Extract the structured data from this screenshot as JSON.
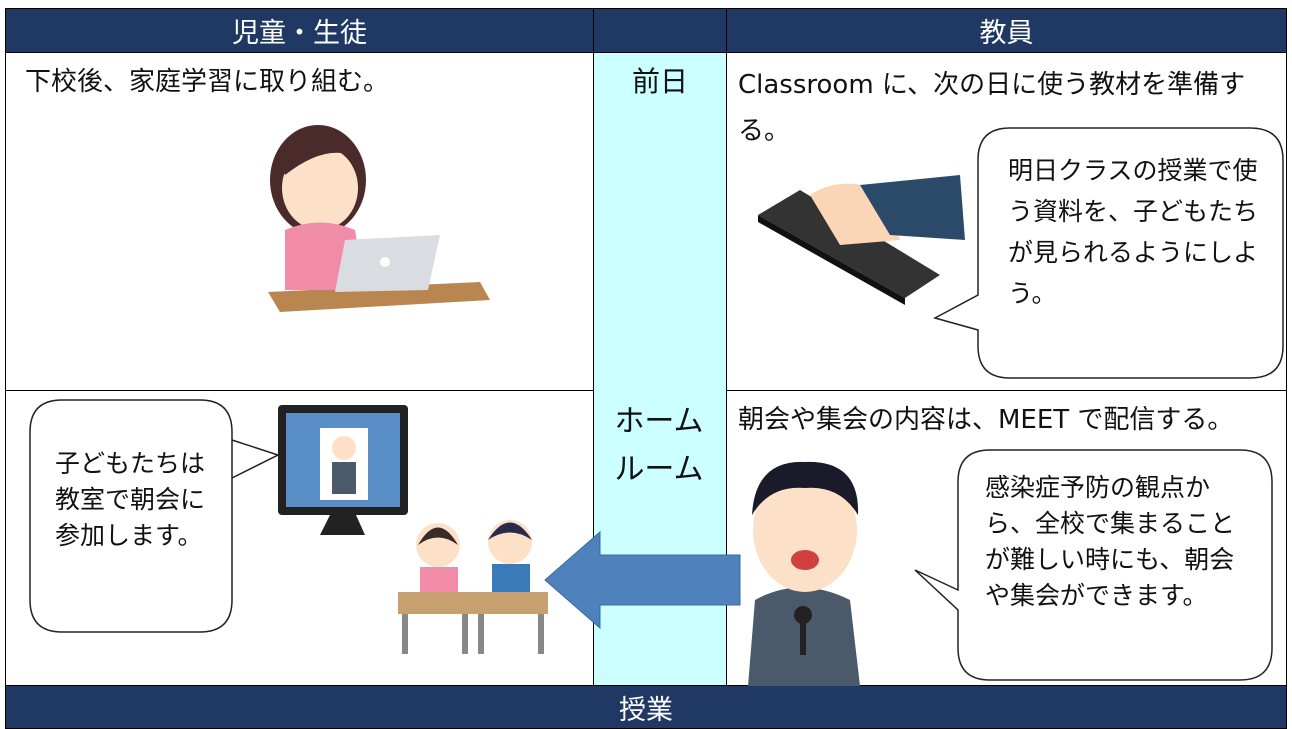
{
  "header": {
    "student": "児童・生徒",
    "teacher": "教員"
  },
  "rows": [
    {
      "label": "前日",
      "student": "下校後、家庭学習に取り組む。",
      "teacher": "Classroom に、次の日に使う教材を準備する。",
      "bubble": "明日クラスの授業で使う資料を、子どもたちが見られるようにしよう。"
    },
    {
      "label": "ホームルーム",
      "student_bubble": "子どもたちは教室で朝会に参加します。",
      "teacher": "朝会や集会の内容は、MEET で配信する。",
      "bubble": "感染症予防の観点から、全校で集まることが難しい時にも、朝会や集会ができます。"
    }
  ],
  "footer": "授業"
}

_ _ _

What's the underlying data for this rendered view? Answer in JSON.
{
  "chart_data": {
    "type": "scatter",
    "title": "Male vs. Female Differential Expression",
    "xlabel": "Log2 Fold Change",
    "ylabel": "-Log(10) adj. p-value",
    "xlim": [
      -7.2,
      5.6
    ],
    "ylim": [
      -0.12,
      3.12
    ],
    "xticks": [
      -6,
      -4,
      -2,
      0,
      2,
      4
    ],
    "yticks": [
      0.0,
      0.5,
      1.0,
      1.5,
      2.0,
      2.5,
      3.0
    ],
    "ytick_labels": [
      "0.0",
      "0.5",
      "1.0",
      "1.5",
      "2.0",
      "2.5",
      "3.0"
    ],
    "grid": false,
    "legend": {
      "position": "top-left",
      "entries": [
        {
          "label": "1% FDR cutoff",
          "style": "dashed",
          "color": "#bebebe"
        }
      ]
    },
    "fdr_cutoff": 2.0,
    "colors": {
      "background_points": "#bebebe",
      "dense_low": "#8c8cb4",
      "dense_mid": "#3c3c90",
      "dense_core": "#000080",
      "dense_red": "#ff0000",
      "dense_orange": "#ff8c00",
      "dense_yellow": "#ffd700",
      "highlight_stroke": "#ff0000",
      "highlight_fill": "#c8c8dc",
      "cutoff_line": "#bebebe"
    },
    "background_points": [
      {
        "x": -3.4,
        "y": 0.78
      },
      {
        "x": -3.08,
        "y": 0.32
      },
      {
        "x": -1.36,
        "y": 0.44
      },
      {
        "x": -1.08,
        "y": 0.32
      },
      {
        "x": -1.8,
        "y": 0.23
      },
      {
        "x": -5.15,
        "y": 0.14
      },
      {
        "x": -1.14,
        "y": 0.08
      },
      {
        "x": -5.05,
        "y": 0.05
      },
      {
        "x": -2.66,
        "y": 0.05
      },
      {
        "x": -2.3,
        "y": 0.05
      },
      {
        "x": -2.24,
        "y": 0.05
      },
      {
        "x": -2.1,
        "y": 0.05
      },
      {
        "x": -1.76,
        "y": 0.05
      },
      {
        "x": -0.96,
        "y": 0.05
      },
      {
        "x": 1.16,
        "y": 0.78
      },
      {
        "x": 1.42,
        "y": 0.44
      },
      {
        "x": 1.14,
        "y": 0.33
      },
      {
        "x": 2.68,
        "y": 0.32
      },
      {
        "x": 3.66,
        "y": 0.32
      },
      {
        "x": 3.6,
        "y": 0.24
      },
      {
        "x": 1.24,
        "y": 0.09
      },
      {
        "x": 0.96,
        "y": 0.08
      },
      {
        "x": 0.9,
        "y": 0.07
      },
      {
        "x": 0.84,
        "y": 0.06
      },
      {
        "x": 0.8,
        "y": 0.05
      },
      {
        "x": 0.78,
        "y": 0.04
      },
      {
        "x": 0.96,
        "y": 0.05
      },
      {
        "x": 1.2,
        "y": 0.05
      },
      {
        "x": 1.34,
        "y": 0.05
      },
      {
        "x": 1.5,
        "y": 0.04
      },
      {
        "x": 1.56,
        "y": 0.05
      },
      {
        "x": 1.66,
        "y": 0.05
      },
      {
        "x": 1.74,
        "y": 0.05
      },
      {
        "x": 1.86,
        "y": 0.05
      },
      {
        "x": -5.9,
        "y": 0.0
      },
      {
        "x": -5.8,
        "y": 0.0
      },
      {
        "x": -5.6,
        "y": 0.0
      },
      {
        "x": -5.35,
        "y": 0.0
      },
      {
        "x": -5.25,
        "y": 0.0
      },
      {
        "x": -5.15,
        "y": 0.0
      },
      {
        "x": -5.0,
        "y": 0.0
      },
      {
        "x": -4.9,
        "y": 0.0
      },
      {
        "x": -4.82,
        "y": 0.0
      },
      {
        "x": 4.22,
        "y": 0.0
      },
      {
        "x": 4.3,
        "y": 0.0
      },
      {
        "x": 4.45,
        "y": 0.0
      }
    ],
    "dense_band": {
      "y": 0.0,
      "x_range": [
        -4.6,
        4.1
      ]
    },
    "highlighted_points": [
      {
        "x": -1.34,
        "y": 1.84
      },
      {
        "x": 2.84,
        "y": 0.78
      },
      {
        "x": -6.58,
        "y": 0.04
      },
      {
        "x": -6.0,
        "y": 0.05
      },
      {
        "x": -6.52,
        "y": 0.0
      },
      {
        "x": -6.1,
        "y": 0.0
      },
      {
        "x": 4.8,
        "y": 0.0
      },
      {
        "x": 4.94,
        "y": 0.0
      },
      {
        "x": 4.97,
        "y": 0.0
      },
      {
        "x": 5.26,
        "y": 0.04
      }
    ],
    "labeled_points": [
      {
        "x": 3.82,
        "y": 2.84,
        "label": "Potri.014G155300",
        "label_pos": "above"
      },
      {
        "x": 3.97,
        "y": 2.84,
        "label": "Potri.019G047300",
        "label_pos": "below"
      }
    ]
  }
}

_ _ _

Pull out every line of the records that includes the string "Potri".

        "label": "Potri.014G155300",
        "label": "Potri.019G047300",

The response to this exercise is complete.